▶ **TASK**
Write out all of the data exactly as it appears.

▶ **DATASET EXCERPTS**

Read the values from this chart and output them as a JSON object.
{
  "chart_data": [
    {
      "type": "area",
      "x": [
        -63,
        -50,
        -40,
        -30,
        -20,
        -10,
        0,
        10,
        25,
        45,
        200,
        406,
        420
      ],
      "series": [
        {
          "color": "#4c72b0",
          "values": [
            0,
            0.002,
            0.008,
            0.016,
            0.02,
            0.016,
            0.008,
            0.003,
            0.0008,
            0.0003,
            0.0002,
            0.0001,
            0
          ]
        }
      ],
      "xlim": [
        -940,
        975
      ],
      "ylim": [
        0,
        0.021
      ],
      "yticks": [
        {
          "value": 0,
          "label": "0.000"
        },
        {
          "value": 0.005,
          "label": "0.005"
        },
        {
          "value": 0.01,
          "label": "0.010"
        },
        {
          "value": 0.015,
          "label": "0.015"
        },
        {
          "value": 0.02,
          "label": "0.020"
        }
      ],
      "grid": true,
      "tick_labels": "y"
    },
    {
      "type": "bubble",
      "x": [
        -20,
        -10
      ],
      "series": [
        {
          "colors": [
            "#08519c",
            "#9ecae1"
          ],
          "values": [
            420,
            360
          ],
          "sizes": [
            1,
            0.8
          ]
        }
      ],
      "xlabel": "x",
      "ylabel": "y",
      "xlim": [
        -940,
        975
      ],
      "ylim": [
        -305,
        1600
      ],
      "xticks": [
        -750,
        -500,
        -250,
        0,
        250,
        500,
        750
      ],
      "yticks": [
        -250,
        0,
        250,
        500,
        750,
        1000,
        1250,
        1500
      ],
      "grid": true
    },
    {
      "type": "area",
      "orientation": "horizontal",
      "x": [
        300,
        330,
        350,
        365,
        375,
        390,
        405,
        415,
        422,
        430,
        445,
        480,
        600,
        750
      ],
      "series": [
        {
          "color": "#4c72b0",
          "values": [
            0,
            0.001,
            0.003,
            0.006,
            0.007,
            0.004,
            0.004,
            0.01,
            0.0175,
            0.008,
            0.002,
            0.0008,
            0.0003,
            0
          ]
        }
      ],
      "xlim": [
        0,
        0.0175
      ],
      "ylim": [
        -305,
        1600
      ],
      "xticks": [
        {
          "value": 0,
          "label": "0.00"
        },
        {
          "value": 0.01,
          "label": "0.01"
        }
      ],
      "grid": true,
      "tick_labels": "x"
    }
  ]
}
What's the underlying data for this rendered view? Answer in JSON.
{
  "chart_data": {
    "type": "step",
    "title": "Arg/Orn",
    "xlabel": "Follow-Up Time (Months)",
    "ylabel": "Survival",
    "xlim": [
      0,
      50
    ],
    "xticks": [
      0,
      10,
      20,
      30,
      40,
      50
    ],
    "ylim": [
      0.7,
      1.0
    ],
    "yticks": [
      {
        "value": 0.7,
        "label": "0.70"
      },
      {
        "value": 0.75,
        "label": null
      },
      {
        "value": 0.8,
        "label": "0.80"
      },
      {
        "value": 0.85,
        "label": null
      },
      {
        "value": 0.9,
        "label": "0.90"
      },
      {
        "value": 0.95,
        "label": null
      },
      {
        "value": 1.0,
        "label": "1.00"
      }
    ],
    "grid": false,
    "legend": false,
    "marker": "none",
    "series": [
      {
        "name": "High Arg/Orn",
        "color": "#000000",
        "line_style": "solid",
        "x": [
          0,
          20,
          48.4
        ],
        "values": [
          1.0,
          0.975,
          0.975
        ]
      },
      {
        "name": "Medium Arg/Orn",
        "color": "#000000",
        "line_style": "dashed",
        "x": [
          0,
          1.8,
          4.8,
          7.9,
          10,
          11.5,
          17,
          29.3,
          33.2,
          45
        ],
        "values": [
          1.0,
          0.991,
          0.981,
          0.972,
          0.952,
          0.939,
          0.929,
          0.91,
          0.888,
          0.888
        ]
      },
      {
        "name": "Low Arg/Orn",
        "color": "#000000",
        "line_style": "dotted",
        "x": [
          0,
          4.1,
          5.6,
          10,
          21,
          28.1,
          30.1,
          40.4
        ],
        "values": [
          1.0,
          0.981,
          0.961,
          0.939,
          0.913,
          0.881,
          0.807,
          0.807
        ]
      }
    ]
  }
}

▶ **SOLUTION TO THIS EXERCISE**
Read the values from this chart and output them as a JSON object.
{
  "chart_data": [
    {
      "type": "area",
      "x": [
        -63,
        -50,
        -40,
        -30,
        -20,
        -10,
        0,
        10,
        25,
        45,
        200,
        406,
        420
      ],
      "series": [
        {
          "color": "#4c72b0",
          "values": [
            0,
            0.002,
            0.008,
            0.016,
            0.02,
            0.016,
            0.008,
            0.003,
            0.0008,
            0.0003,
            0.0002,
            0.0001,
            0
          ]
        }
      ],
      "xlim": [
        -940,
        975
      ],
      "ylim": [
        0,
        0.021
      ],
      "yticks": [
        {
          "value": 0,
          "label": "0.000"
        },
        {
          "value": 0.005,
          "label": "0.005"
        },
        {
          "value": 0.01,
          "label": "0.010"
        },
        {
          "value": 0.015,
          "label": "0.015"
        },
        {
          "value": 0.02,
          "label": "0.020"
        }
      ],
      "grid": true,
      "tick_labels": "y"
    },
    {
      "type": "bubble",
      "x": [
        -20,
        -10
      ],
      "series": [
        {
          "colors": [
            "#08519c",
            "#9ecae1"
          ],
          "values": [
            420,
            360
          ],
          "sizes": [
            1,
            0.8
          ]
        }
      ],
      "xlabel": "x",
      "ylabel": "y",
      "xlim": [
        -940,
        975
      ],
      "ylim": [
        -305,
        1600
      ],
      "xticks": [
        -750,
        -500,
        -250,
        0,
        250,
        500,
        750
      ],
      "yticks": [
        -250,
        0,
        250,
        500,
        750,
        1000,
        1250,
        1500
      ],
      "grid": true
    },
    {
      "type": "area",
      "orientation": "horizontal",
      "x": [
        300,
        330,
        350,
        365,
        375,
        390,
        405,
        415,
        422,
        430,
        445,
        480,
        600,
        750
      ],
      "series": [
        {
          "color": "#4c72b0",
          "values": [
            0,
            0.001,
            0.003,
            0.006,
            0.007,
            0.004,
            0.004,
            0.01,
            0.0175,
            0.008,
            0.002,
            0.0008,
            0.0003,
            0
          ]
        }
      ],
      "xlim": [
        0,
        0.0175
      ],
      "ylim": [
        -305,
        1600
      ],
      "xticks": [
        {
          "value": 0,
          "label": "0.00"
        },
        {
          "value": 0.01,
          "label": "0.01"
        }
      ],
      "grid": true,
      "tick_labels": "x"
    }
  ]
}
What's the underlying data for this rendered view? Answer in JSON.
{
  "chart_data": {
    "type": "step",
    "title": "Arg/Orn",
    "xlabel": "Follow-Up Time (Months)",
    "ylabel": "Survival",
    "xlim": [
      0,
      50
    ],
    "xticks": [
      0,
      10,
      20,
      30,
      40,
      50
    ],
    "ylim": [
      0.7,
      1.0
    ],
    "yticks": [
      {
        "value": 0.7,
        "label": "0.70"
      },
      {
        "value": 0.75,
        "label": null
      },
      {
        "value": 0.8,
        "label": "0.80"
      },
      {
        "value": 0.85,
        "label": null
      },
      {
        "value": 0.9,
        "label": "0.90"
      },
      {
        "value": 0.95,
        "label": null
      },
      {
        "value": 1.0,
        "label": "1.00"
      }
    ],
    "grid": false,
    "legend": false,
    "marker": "none",
    "series": [
      {
        "name": "High Arg/Orn",
        "color": "#000000",
        "line_style": "solid",
        "x": [
          0,
          20,
          48.4
        ],
        "values": [
          1.0,
          0.975,
          0.975
        ]
      },
      {
        "name": "Medium Arg/Orn",
        "color": "#000000",
        "line_style": "dashed",
        "x": [
          0,
          1.8,
          4.8,
          7.9,
          10,
          11.5,
          17,
          29.3,
          33.2,
          45
        ],
        "values": [
          1.0,
          0.991,
          0.981,
          0.972,
          0.952,
          0.939,
          0.929,
          0.91,
          0.888,
          0.888
        ]
      },
      {
        "name": "Low Arg/Orn",
        "color": "#000000",
        "line_style": "dotted",
        "x": [
          0,
          4.1,
          5.6,
          10,
          21,
          28.1,
          30.1,
          40.4
        ],
        "values": [
          1.0,
          0.981,
          0.961,
          0.939,
          0.913,
          0.881,
          0.807,
          0.807
        ]
      }
    ]
  }
}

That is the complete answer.